[Saved entries]
------------------------------------------------------------
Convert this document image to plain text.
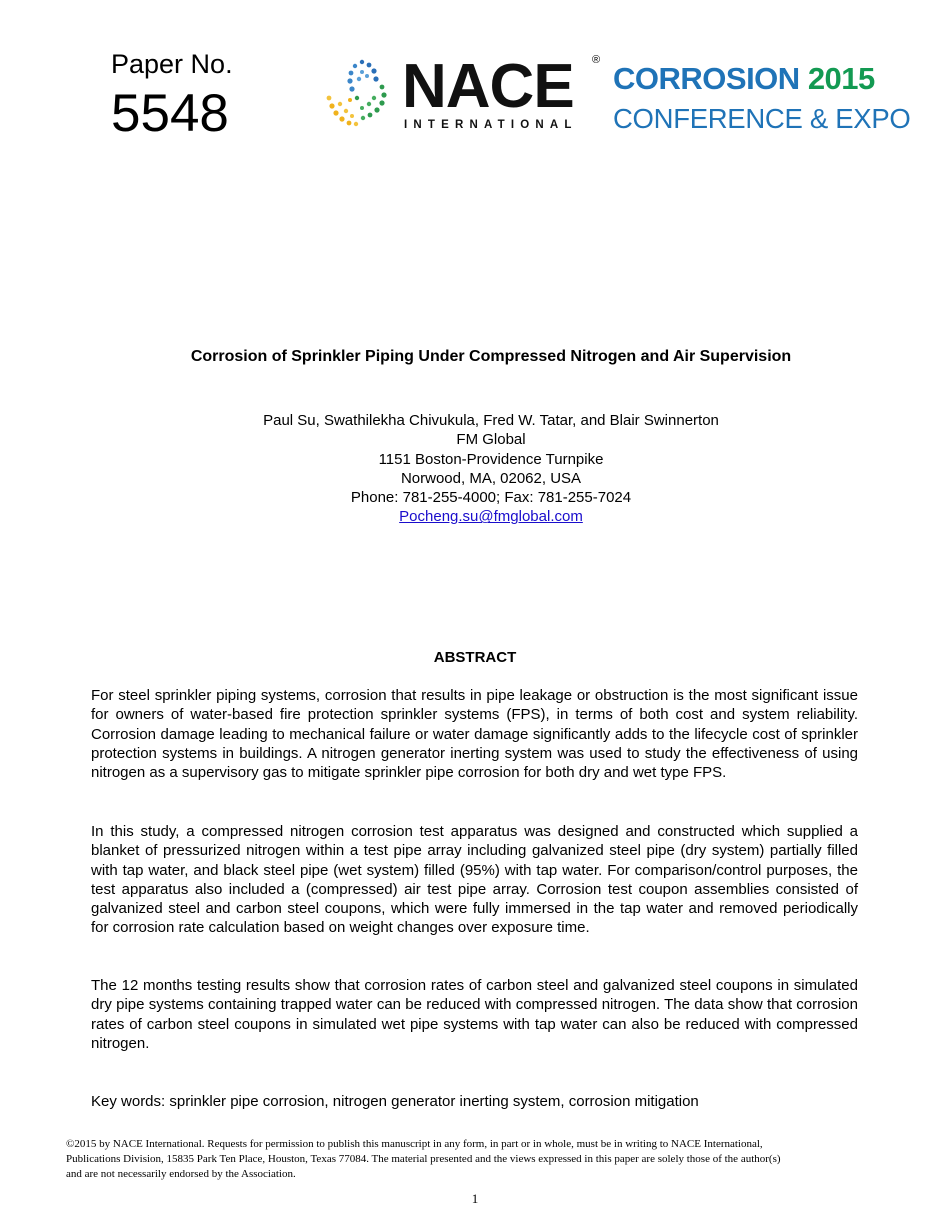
Paper No.
5548	NACE
INTERNATIONAL
®
CORROSION 2015
CONFERENCE & EXPO
Corrosion of Sprinkler Piping Under Compressed Nitrogen and Air Supervision
Paul Su, Swathilekha Chivukula, Fred W. Tatar, and Blair Swinnerton
FM Global
1151 Boston-Providence Turnpike
Norwood, MA, 02062, USA
Phone: 781-255-4000; Fax: 781-255-7024
Pocheng.su@fmglobal.com
ABSTRACT
For steel sprinkler piping systems, corrosion that results in pipe leakage or obstruction is the most significant issue for owners of water-based fire protection sprinkler systems (FPS), in terms of both cost and system reliability. Corrosion damage leading to mechanical failure or water damage significantly adds to the lifecycle cost of sprinkler protection systems in buildings. A nitrogen generator inerting system was used to study the effectiveness of using nitrogen as a supervisory gas to mitigate sprinkler pipe corrosion for both dry and wet type FPS.
In this study, a compressed nitrogen corrosion test apparatus was designed and constructed which supplied a blanket of pressurized nitrogen within a test pipe array including galvanized steel pipe (dry system) partially filled with tap water, and black steel pipe (wet system) filled (95%) with tap water. For comparison/control purposes, the test apparatus also included a (compressed) air test pipe array. Corrosion test coupon assemblies consisted of galvanized steel and carbon steel coupons, which were fully immersed in the tap water and removed periodically for corrosion rate calculation based on weight changes over exposure time.
The 12 months testing results show that corrosion rates of carbon steel and galvanized steel coupons in simulated dry pipe systems containing trapped water can be reduced with compressed nitrogen. The data show that corrosion rates of carbon steel coupons in simulated wet pipe systems with tap water can also be reduced with compressed nitrogen.
Key words: sprinkler pipe corrosion, nitrogen generator inerting system, corrosion mitigation
©2015 by NACE International. Requests for permission to publish this manuscript in any form, in part or in whole, must be in writing to NACE International, Publications Division, 15835 Park Ten Place, Houston, Texas 77084. The material presented and the views expressed in this paper are solely those of the author(s) and are not necessarily endorsed by the Association.
1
------------------------------------------------------------
• TO BE DONE: Using the records above, copy each line that contains "NACE".

• TASK RESULT:
5548	NACE
©2015 by NACE International. Requests for permission to publish this manuscript in any form, in part or in whole, must be in writing to NACE International, Publications Division, 15835 Park Ten Place, Houston, Texas 77084. The material presented and the views expressed in this paper are solely those of the author(s) and are not necessarily endorsed by the Association.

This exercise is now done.